Written task :: Rewrite the piece on dating a co-worker from "Here are five" up to and including "all work processes.", putting "business realm" in place of "professional sphere".

Selected passage ::
= = =

Is it OK to date a co-worker?
I am no love guru, but I do know that you can’t stop love when it’s happening. And when it occurs at a tricky crossroad that may endanger your career, we all know that we shouldn’t just let Cupid shoot you. Do you, therefore, have to make a choice between the two or should you strike a compromise that allows you, your partner, and the organization to be in their happy places?
Here are five questions you may want to consider before you finally decide to take the plunge:
Is it allowed by your company?
While many companies are progressive these days, most still implement what we call as "fraternization" or the limiting of relationships at work to the professional sphere to ensure focus and objectivity in all work processes.
Consider checking your HR manual first if your company regulates this. Companies that "fraternize" do not allow employees to enter exclusive romantic relationships and marriage (some do allow if both do not work in the same department or any related function).
And even if you plan to be hush-hush to avoid this regulation, do note that rumors spread fast. At some point, someone will call you out and you may just be sent to the principal’s office.

= = =

Material ::
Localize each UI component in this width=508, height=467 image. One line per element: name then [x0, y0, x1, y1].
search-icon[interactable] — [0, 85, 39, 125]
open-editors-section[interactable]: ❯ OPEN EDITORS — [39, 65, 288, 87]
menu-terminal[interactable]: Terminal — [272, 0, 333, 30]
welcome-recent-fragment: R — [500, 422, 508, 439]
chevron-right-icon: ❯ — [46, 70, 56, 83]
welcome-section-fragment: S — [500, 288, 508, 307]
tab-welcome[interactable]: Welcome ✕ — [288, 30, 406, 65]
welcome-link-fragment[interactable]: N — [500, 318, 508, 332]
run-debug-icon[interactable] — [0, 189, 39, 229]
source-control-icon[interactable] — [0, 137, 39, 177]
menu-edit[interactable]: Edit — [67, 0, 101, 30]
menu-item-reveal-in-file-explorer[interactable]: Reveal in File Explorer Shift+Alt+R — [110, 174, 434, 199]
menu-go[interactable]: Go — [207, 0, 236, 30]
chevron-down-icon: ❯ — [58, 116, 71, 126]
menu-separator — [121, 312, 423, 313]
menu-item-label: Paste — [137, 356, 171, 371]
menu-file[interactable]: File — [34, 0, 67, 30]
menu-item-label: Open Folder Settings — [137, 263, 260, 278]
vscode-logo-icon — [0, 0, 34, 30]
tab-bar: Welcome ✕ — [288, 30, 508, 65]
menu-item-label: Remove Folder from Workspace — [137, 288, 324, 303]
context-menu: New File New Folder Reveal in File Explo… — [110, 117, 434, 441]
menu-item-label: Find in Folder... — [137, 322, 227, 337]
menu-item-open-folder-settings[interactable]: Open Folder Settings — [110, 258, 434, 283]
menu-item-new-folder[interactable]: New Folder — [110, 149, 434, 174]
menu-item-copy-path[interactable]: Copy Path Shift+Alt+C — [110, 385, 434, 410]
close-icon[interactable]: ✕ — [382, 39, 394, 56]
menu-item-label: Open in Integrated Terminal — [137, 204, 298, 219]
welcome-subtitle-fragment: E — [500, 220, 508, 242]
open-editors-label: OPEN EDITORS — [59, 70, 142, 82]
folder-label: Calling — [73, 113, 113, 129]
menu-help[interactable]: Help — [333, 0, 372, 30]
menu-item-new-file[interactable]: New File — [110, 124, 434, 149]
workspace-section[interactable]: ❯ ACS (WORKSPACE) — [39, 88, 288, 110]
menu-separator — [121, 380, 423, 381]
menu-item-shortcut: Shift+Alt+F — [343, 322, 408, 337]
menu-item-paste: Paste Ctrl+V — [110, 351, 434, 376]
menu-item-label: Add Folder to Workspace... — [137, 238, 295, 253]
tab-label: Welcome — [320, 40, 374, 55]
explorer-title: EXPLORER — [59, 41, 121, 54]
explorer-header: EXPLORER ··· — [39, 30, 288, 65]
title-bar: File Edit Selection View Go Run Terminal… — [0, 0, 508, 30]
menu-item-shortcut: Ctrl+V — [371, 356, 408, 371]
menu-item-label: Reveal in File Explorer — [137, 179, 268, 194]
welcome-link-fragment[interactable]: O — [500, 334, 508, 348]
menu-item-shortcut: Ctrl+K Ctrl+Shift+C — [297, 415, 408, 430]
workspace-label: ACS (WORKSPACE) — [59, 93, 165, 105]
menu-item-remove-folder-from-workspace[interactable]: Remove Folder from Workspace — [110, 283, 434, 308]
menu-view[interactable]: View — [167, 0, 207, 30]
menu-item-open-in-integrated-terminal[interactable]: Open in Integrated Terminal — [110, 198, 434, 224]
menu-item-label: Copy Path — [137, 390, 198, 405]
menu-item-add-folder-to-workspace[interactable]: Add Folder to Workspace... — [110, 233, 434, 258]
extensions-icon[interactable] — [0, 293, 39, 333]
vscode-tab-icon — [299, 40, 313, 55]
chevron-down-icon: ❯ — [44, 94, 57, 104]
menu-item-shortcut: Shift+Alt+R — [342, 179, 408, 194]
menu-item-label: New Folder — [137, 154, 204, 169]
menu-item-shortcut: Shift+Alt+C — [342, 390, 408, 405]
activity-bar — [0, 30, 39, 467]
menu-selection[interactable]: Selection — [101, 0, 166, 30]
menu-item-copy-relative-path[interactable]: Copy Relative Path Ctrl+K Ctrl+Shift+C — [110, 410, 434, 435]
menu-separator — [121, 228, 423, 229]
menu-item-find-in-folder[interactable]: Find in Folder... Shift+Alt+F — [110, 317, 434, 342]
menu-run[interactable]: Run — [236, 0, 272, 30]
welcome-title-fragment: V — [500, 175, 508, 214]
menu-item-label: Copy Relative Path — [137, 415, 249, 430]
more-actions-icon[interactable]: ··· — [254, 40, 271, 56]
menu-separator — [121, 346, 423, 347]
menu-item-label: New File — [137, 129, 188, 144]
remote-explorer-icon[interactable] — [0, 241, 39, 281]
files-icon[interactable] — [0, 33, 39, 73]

= = =

Full answer ::
Here are five questions you may want to consider before you finally decide to take the plunge:
Is it allowed by your company?
While many companies are progressive these days, most still implement what we call as "fraternization" or the limiting of relationships at work to the business realm to ensure focus and objectivity in all work processes.